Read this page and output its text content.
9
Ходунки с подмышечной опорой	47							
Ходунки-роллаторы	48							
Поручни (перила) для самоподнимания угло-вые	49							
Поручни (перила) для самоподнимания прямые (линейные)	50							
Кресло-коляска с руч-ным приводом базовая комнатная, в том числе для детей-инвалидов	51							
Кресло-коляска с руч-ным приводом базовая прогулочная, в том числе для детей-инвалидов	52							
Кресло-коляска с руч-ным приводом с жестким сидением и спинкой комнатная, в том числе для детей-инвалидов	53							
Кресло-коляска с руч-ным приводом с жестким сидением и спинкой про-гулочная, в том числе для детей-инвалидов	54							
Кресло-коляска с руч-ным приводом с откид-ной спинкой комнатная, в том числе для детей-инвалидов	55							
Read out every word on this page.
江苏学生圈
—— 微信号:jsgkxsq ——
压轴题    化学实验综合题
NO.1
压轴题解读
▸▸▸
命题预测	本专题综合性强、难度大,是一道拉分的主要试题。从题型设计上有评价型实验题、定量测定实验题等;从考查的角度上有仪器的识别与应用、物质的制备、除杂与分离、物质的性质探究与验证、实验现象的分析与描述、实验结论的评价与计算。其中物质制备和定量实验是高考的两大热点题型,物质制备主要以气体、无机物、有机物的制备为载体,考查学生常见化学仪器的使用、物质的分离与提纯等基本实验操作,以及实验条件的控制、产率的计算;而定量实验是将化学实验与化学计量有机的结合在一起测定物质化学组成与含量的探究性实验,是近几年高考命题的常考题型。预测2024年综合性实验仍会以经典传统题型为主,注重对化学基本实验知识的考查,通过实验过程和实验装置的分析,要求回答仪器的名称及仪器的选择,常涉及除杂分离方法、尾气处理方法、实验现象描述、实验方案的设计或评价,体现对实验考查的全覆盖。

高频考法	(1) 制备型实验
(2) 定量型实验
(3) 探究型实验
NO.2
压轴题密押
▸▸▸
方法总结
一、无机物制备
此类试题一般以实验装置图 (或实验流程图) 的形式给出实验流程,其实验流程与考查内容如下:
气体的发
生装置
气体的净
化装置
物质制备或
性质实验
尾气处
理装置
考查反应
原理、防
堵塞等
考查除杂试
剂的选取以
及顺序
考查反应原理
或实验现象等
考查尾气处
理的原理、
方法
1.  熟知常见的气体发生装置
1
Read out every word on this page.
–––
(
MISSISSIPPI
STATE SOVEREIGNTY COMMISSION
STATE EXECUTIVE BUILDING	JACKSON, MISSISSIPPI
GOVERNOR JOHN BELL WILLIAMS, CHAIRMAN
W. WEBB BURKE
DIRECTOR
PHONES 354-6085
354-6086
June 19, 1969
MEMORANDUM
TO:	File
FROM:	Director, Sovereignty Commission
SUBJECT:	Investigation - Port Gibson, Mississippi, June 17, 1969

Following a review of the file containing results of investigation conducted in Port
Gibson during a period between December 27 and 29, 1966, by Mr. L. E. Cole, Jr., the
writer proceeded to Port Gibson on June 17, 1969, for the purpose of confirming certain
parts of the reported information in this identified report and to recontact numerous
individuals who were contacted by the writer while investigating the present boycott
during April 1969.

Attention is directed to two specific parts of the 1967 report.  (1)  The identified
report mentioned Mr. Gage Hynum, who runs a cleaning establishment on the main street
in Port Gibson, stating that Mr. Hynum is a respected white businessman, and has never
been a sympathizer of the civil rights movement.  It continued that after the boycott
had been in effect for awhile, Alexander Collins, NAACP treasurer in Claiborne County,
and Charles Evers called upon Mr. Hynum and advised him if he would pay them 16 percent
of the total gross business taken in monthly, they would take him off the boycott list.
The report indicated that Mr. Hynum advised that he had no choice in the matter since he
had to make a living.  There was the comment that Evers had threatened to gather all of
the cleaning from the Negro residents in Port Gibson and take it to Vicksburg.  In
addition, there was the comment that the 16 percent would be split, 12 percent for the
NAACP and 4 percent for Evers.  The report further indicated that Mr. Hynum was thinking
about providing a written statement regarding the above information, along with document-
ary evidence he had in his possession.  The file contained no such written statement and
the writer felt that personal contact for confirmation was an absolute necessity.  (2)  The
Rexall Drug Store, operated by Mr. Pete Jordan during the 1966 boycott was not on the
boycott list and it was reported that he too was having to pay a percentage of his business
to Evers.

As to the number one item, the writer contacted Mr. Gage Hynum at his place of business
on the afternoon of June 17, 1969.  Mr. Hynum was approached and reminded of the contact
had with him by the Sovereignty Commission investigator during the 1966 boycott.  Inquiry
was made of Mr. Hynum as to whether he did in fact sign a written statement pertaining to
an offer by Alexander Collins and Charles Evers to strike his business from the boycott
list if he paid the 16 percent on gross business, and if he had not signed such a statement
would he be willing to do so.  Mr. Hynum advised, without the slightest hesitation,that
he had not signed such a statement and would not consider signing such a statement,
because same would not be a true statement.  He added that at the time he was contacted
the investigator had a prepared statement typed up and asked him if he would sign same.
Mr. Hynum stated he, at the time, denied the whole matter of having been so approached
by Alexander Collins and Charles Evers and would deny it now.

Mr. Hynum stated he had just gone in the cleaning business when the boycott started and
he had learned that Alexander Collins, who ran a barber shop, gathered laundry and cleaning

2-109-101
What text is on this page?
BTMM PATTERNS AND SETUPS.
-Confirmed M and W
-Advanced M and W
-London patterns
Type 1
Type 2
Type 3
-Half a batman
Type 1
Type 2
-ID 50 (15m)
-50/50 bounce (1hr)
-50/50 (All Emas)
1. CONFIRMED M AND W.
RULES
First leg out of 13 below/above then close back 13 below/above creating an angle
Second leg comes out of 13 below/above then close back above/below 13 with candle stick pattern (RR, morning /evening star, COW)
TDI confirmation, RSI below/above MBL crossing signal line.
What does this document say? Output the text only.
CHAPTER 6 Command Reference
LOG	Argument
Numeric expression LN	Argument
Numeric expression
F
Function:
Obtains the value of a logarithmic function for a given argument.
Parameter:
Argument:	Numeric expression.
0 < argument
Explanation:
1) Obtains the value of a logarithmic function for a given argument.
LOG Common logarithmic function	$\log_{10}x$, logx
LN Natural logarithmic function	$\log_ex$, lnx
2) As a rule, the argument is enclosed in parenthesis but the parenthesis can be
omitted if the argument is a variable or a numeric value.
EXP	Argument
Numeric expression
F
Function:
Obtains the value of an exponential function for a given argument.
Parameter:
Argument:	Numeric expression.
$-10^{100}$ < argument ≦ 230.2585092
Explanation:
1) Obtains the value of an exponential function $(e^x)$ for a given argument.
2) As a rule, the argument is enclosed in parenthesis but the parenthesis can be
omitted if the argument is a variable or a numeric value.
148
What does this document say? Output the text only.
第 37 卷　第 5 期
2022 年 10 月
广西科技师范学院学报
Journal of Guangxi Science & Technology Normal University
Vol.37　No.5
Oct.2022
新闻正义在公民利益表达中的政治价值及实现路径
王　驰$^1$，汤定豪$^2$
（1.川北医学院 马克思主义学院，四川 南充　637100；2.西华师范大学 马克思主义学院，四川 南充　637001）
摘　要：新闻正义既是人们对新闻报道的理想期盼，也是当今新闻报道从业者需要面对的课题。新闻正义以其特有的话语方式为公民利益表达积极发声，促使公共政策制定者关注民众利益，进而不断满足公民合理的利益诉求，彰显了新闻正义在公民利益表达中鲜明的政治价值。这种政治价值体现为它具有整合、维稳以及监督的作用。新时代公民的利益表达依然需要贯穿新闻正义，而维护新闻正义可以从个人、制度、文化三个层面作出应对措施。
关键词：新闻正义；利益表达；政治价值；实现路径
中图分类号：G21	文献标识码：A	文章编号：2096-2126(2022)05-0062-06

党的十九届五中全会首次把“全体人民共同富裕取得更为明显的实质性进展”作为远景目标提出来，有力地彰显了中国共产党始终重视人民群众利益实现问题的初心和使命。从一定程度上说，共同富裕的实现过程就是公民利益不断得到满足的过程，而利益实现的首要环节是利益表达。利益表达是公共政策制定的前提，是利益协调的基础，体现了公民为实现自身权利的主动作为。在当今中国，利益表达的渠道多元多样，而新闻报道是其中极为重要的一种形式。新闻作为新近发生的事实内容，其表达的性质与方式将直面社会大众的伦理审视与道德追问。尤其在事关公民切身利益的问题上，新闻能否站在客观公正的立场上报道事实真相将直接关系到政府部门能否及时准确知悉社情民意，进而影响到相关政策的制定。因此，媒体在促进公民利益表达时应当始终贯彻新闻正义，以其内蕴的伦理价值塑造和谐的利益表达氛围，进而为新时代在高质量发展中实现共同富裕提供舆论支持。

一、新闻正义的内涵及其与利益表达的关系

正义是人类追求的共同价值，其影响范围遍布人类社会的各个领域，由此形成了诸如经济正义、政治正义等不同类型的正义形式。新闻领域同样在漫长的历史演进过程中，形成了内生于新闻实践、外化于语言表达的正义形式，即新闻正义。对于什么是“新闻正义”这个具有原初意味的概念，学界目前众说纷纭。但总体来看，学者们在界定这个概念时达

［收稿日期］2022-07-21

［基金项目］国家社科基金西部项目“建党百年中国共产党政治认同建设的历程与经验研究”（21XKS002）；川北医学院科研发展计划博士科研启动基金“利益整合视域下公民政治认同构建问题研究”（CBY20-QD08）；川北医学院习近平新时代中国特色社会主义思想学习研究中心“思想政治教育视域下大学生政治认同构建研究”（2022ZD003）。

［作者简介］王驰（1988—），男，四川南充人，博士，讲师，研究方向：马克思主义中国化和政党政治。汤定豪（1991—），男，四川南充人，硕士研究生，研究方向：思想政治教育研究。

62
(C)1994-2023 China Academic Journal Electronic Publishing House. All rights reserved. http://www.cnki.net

******************************

What this task involves:
Each line with the string "take" in it needs to be found and copied.

Finished exercise:
of the total gross business taken in monthly, they would take him off the boycott list.
the cleaning from the Negro residents in Port Gibson and take it to Vicksburg.  In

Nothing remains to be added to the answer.